→ Written instruction
Set down exactly the lines that run from the line with "Extract all readable text from this page." to the end of the data, and nothing else.

********************

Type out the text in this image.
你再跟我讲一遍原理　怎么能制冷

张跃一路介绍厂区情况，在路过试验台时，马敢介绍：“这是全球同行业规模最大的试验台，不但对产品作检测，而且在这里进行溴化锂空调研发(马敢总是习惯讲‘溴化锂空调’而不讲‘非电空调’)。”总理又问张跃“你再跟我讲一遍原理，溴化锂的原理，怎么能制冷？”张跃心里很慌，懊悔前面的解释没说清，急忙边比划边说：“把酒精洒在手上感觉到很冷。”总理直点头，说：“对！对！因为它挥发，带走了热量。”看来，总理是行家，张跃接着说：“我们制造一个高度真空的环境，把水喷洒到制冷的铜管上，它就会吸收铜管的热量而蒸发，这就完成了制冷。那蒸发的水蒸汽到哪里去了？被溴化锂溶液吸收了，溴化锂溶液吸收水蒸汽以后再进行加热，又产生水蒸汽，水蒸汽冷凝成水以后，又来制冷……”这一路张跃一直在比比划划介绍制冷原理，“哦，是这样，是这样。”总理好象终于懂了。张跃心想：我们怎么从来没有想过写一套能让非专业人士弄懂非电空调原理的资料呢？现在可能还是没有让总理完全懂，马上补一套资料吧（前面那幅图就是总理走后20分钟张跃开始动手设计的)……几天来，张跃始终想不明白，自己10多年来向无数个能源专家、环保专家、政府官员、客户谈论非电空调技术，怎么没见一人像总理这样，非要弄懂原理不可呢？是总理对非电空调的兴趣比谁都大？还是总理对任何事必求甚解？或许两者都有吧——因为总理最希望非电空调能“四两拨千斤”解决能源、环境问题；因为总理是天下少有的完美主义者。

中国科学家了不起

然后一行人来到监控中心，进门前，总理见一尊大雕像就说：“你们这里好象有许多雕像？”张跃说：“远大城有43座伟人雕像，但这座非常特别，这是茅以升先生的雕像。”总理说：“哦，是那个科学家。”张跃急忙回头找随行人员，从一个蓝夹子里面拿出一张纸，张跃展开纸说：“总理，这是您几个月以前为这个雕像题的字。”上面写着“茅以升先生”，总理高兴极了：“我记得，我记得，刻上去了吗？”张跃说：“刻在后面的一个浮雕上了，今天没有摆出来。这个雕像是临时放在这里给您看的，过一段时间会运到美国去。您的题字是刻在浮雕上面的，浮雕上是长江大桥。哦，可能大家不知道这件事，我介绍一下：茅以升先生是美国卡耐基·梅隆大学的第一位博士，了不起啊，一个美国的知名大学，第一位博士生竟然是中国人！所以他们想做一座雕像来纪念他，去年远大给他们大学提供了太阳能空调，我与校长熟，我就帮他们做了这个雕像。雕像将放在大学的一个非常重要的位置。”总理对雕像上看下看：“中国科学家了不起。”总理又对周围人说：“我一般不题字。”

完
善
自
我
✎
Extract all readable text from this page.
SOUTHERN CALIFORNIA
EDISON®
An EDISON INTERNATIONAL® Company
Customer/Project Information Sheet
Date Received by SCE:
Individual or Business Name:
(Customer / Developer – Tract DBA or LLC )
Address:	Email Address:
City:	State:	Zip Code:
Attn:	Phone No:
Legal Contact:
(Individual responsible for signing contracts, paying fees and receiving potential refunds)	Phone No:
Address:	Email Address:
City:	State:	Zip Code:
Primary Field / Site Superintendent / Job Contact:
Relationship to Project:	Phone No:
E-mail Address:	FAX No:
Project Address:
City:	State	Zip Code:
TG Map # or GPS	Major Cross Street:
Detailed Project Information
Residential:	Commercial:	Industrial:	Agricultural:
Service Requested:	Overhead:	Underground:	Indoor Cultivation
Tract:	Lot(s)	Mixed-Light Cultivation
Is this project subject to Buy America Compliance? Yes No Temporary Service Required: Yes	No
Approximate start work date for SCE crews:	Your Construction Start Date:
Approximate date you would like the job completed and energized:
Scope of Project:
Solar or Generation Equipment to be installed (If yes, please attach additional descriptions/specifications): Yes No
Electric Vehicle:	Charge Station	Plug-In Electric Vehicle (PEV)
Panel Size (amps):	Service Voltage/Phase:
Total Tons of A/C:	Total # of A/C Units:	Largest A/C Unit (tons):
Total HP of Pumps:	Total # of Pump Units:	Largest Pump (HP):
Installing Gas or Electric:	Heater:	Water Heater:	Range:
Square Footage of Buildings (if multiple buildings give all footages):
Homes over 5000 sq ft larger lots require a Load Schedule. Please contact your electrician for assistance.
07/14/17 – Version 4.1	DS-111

********************

→ Solution to the problem
Extract all readable text from this page.
SOUTHERN CALIFORNIA
EDISON®
An EDISON INTERNATIONAL® Company
Customer/Project Information Sheet
Date Received by SCE:
Individual or Business Name:
(Customer / Developer – Tract DBA or LLC )
Address:	Email Address:
City:	State:	Zip Code:
Attn:	Phone No:
Legal Contact:
(Individual responsible for signing contracts, paying fees and receiving potential refunds)	Phone No:
Address:	Email Address:
City:	State:	Zip Code:
Primary Field / Site Superintendent / Job Contact:
Relationship to Project:	Phone No:
E-mail Address:	FAX No:
Project Address:
City:	State	Zip Code:
TG Map # or GPS	Major Cross Street:
Detailed Project Information
Residential:	Commercial:	Industrial:	Agricultural:
Service Requested:	Overhead:	Underground:	Indoor Cultivation
Tract:	Lot(s)	Mixed-Light Cultivation
Is this project subject to Buy America Compliance? Yes No Temporary Service Required: Yes	No
Approximate start work date for SCE crews:	Your Construction Start Date:
Approximate date you would like the job completed and energized:
Scope of Project:
Solar or Generation Equipment to be installed (If yes, please attach additional descriptions/specifications): Yes No
Electric Vehicle:	Charge Station	Plug-In Electric Vehicle (PEV)
Panel Size (amps):	Service Voltage/Phase:
Total Tons of A/C:	Total # of A/C Units:	Largest A/C Unit (tons):
Total HP of Pumps:	Total # of Pump Units:	Largest Pump (HP):
Installing Gas or Electric:	Heater:	Water Heater:	Range:
Square Footage of Buildings (if multiple buildings give all footages):
Homes over 5000 sq ft larger lots require a Load Schedule. Please contact your electrician for assistance.
07/14/17 – Version 4.1	DS-111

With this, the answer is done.